» Request
Are you able to quote each entry exactly as written?

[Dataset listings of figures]
>> START
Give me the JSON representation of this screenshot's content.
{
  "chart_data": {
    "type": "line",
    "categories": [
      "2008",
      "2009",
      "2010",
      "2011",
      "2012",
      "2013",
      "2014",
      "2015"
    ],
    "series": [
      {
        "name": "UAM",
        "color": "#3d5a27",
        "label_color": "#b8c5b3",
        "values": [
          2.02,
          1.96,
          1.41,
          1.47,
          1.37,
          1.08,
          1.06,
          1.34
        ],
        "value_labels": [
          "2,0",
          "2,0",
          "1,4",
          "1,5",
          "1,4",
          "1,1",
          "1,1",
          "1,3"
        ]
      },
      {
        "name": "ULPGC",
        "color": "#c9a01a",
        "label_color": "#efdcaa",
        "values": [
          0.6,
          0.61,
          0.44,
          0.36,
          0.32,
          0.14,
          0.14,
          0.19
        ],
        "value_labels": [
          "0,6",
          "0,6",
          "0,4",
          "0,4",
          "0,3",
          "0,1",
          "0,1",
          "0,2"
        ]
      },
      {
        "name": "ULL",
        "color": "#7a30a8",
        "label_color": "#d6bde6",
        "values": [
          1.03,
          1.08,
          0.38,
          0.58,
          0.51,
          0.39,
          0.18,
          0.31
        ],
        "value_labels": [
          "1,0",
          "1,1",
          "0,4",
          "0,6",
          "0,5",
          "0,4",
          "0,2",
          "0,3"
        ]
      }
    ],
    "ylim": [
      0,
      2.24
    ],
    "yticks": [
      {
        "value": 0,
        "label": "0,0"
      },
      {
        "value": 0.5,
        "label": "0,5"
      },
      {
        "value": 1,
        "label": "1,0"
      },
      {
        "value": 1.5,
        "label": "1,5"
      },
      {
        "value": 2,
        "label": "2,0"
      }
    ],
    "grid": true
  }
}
>> END
» Output for this task
Give me the JSON representation of this screenshot's content.
{
  "chart_data": {
    "type": "line",
    "categories": [
      "2008",
      "2009",
      "2010",
      "2011",
      "2012",
      "2013",
      "2014",
      "2015"
    ],
    "series": [
      {
        "name": "UAM",
        "color": "#3d5a27",
        "label_color": "#b8c5b3",
        "values": [
          2.02,
          1.96,
          1.41,
          1.47,
          1.37,
          1.08,
          1.06,
          1.34
        ],
        "value_labels": [
          "2,0",
          "2,0",
          "1,4",
          "1,5",
          "1,4",
          "1,1",
          "1,1",
          "1,3"
        ]
      },
      {
        "name": "ULPGC",
        "color": "#c9a01a",
        "label_color": "#efdcaa",
        "values": [
          0.6,
          0.61,
          0.44,
          0.36,
          0.32,
          0.14,
          0.14,
          0.19
        ],
        "value_labels": [
          "0,6",
          "0,6",
          "0,4",
          "0,4",
          "0,3",
          "0,1",
          "0,1",
          "0,2"
        ]
      },
      {
        "name": "ULL",
        "color": "#7a30a8",
        "label_color": "#d6bde6",
        "values": [
          1.03,
          1.08,
          0.38,
          0.58,
          0.51,
          0.39,
          0.18,
          0.31
        ],
        "value_labels": [
          "1,0",
          "1,1",
          "0,4",
          "0,6",
          "0,5",
          "0,4",
          "0,2",
          "0,3"
        ]
      }
    ],
    "ylim": [
      0,
      2.24
    ],
    "yticks": [
      {
        "value": 0,
        "label": "0,0"
      },
      {
        "value": 0.5,
        "label": "0,5"
      },
      {
        "value": 1,
        "label": "1,0"
      },
      {
        "value": 1.5,
        "label": "1,5"
      },
      {
        "value": 2,
        "label": "2,0"
      }
    ],
    "grid": true
  }
}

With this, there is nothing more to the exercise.